▶ **Text passage**
— Begin —

It’s a toll that will never go away entirely. Humanity’s use of fire to cook food and clear the landscape may have had a crucial effect on our evolution, but wildfires have been going on for millions of years before we showed up on the planet and will continue for millions more.

A GLOBE TOUCHED BY WILDFIRE

In global terms, it’s not quite right to think that we’re heading into a century of fire, as some have warned.

The amount of land that goes up in flames every year, for instance, is falling sharply. The total area burned fell 27 per cent in the first two decades of this century. That’s largely due to a huge decline in fires in Africa’s savannahs, which are increasingly being converted from highly flammable livestock pastures to crops – whose fields act as natural firebreaks.

That isn’t enough to reduce the roughly two billion metric tonnes of annual carbon emissions they cause, though. Dense forests in the tropics and the far north are burning more, even as sparse grasslands and savannahs are being spared, so unfortunately the amount of vegetation that’s being turned into carbon dioxide is pretty much unchanged. 

Deforestation, meanwhile – one of the biggest drivers of wildfire globally – shows little sign of slowing down. Some 6.38 million hectares were lost in 2023, about 45 per cent more than we’d see if we were on track to eliminate the practice by 2030.

The climate change that we’re causing, moreover, will intensify the cycles between wet and dry periods. That will give vegetation more opportunities to grow during lush conditions, before becoming fuel for an inferno when the inevitable drought hits.

We’re not going to be able to turn the clock back on this creeping disaster. It will be many centuries before our atmosphere recovers from the damage, even if we assume radical reductions in emissions.

Outside of deserts, the polar tundra, the western Amazon basin, and a few pockets of northern Europe, almost every corner of the globe is touched by wildfire.

The disaster being experienced by Angelenos now – hundreds of thousands evacuated, thousands of homes destroyed, and untold numbers having their lives cut short by inhaled smoke – will soon be coming to a city near you.

— End —

▶ **Things to do**
• 1. Reproduce the wildfire text from the words that contain "Deforestation, meanwhile – one" through "the inevitable drought hits.", swapping "drought" for "dry spell".
• 2. Summarize the wildfire text in two sentences.

▶ **Data section**

— Begin —

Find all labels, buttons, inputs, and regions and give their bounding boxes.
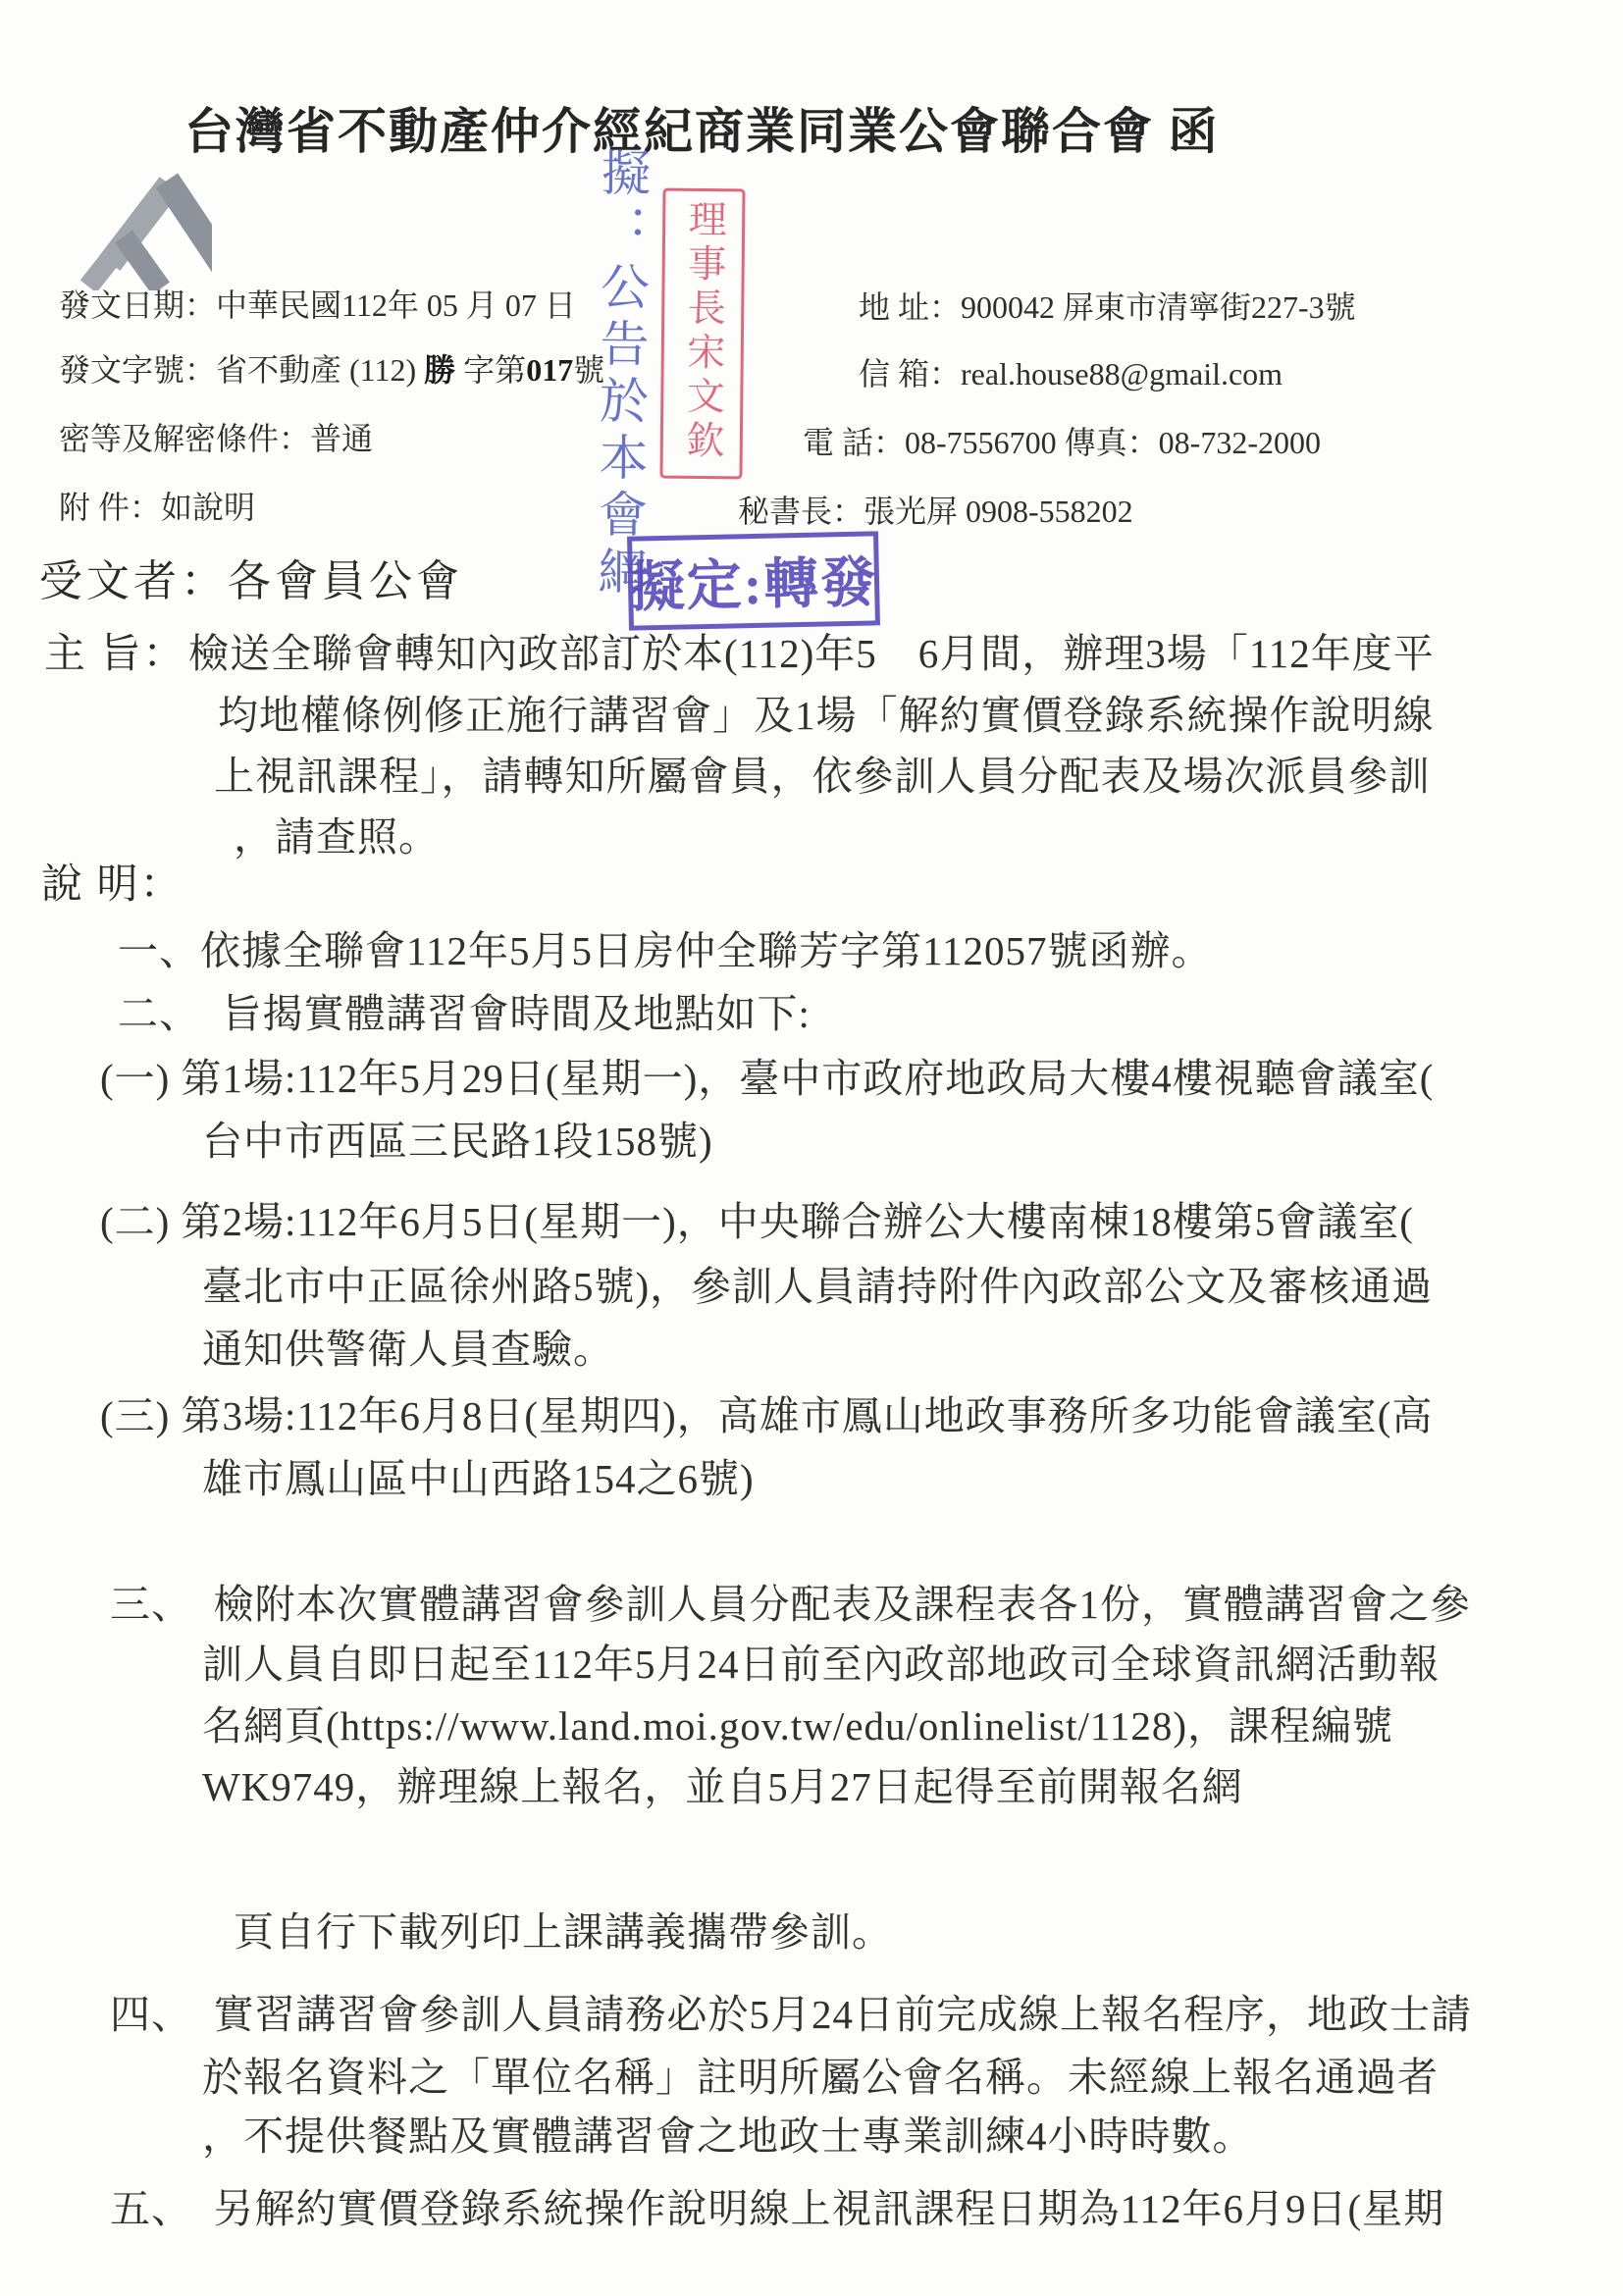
explanation-item-4-line-1: 四、 實習講習會參訓人員請務必於5月24日前完成線上報名程序，地政士請 bbox=[110, 1982, 1472, 2040]
explanation-item-4-line-2: 於報名資料之「單位名稱」註明所屬公會名稱。未經線上報名通過者 bbox=[202, 2045, 1439, 2103]
session-1-line-1: (一) 第1場:112年5月29日(星期一)，臺中市政府地政局大樓4樓視聽會議室… bbox=[100, 1046, 1434, 1104]
meta-issue-date: 發文日期：中華民國112年 05 月 07 日 bbox=[59, 281, 576, 326]
meta-doc-number: 發文字號：省不動產 (112) 勝 字第017號 bbox=[59, 345, 604, 391]
scanned-letter-page: 台灣省不動產仲介經紀商業同業公會聯合會 函 發文日期：中華民國112年 05 月… bbox=[0, 0, 1623, 2296]
subject-line-1: 檢送全聯會轉知內政部訂於本(112)年5 6月間，辦理3場「112年度平 bbox=[188, 621, 1435, 679]
chairman-seal-text: 理事長宋文欽 bbox=[674, 191, 732, 465]
meta-secretary: 秘書長：張光屏 0908-558202 bbox=[738, 487, 1133, 532]
explanation-item-3-line-4: WK9749，辦理線上報名，並自5月27日起得至前開報名網 bbox=[202, 1754, 1243, 1812]
session-1-line-2: 台中市西區三民路1段158號) bbox=[202, 1109, 713, 1167]
classification-label: 密等及解密條件： bbox=[59, 421, 310, 456]
doc-number-seg2: 勝 bbox=[424, 352, 455, 388]
session-2-line-2: 臺北市中正區徐州路5號)，參訓人員請持附件內政部公文及審核通過 bbox=[202, 1254, 1433, 1312]
subject-line-2: 均地權條例修正施行講習會」及1場「解約實價登錄系統操作說明線 bbox=[218, 683, 1435, 741]
explanation-item-4-line-3: ，不提供餐點及實體講習會之地政士專業訓練4小時時數。 bbox=[202, 2104, 1254, 2162]
meta-address: 地 址：900042 屏東市清寧街227-3號 bbox=[859, 283, 1356, 328]
doc-number-seg3: 字第 bbox=[455, 352, 526, 388]
issue-date-value: 中華民國112年 05 月 07 日 bbox=[216, 287, 576, 323]
session-3-line-2: 雄市鳳山區中山西路154之6號) bbox=[202, 1446, 755, 1504]
phone-label: 電 話： bbox=[803, 425, 905, 460]
meta-email: 信 箱：real.house88@gmail.com bbox=[859, 349, 1283, 394]
meta-phone-fax: 電 話：08-7556700 傳真：08-732-2000 bbox=[803, 418, 1321, 463]
session-2-line-3: 通知供警衛人員查驗。 bbox=[202, 1317, 614, 1375]
phone-value: 08-7556700 傳真：08-732-2000 bbox=[905, 425, 1321, 460]
session-2-line-1: (二) 第2場:112年6月5日(星期一)，中央聯合辦公大樓南棟18樓第5會議室… bbox=[100, 1189, 1414, 1247]
attachment-value: 如說明 bbox=[161, 490, 255, 525]
explanation-heading: 說 明： bbox=[41, 852, 183, 911]
association-logo bbox=[75, 143, 212, 290]
email-value: real.house88@gmail.com bbox=[961, 356, 1283, 391]
secretary-label: 秘書長： bbox=[738, 494, 864, 529]
recipient-line: 受文者：各會員公會 bbox=[39, 546, 463, 608]
explanation-item-1: 一、依據全聯會112年5月5日房仲全聯芳字第112057號函辦。 bbox=[118, 918, 1212, 976]
session-3-line-1: (三) 第3場:112年6月8日(星期四)，高雄市鳳山地政事務所多功能會議室(高 bbox=[100, 1383, 1433, 1441]
explanation-item-3-line-3: 名網頁(https://www.land.moi.gov.tw/edu/onli… bbox=[202, 1694, 1393, 1751]
meta-attachment: 附 件：如說明 bbox=[59, 483, 255, 528]
explanation-item-2: 二、 旨揭實體講習會時間及地點如下: bbox=[118, 981, 811, 1039]
classification-value: 普通 bbox=[310, 421, 373, 456]
address-value: 900042 屏東市清寧街227-3號 bbox=[961, 289, 1356, 325]
doc-number-label: 發文字號： bbox=[59, 352, 216, 388]
decision-stamp: 擬定:轉發 bbox=[627, 531, 880, 630]
explanation-item-3-line-5: 頁自行下載列印上課講義攜帶參訓。 bbox=[234, 1900, 893, 1957]
doc-number-seg4: 017 bbox=[526, 352, 573, 388]
email-label: 信 箱： bbox=[859, 356, 961, 391]
explanation-item-5-line-1: 五、 另解約實價登錄系統操作說明線上視訊課程日期為112年6月9日(星期 bbox=[110, 2176, 1444, 2234]
doc-number-seg1: 省不動產 (112) bbox=[216, 352, 424, 388]
issue-date-label: 發文日期： bbox=[59, 287, 216, 323]
meta-classification: 密等及解密條件：普通 bbox=[59, 414, 373, 459]
secretary-value: 張光屏 0908-558202 bbox=[864, 494, 1133, 529]
subject-line-4: ，請查照。 bbox=[234, 805, 440, 862]
subject-label: 主 旨： bbox=[44, 621, 186, 680]
explanation-item-3-line-1: 三、 檢附本次實體講習會參訓人員分配表及課程表各1份，實體講習會之參 bbox=[110, 1572, 1471, 1630]
chairman-seal: 理事長宋文欽 bbox=[659, 188, 745, 480]
explanation-item-3-line-2: 訓人員自即日起至112年5月24日前至內政部地政司全球資訊網活動報 bbox=[202, 1632, 1440, 1690]
logo-right-stroke bbox=[167, 181, 212, 281]
letter-title: 台灣省不動產仲介經紀商業同業公會聯合會 函 bbox=[184, 92, 1220, 163]
address-label: 地 址： bbox=[859, 289, 961, 325]
subject-line-3: 上視訊課程」，請轉知所屬會員，依參訓人員分配表及場次派員參訓 bbox=[214, 744, 1431, 802]
attachment-label: 附 件： bbox=[59, 490, 161, 525]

— End —

▶ **Answers to the tasks**
• 1.
Deforestation, meanwhile – one of the biggest drivers of wildfire globally – shows little sign of slowing down. Some 6.38 million hectares were lost in 2023, about 45 per cent more than we’d see if we were on track to eliminate the practice by 2030.

The climate change that we’re causing, moreover, will intensify the cycles between wet and dry periods. That will give vegetation more opportunities to grow during lush conditions, before becoming fuel for an inferno when the inevitable dry spell hits.

• 2. The land area burned worldwide each year is falling sharply, mainly because African savannahs are being converted to crops. Fire emissions are roughly unchanged, though, because dense forests in the tropics and far north are burning more, while deforestation continues and climate change will intensify the cycles between wet and dry periods.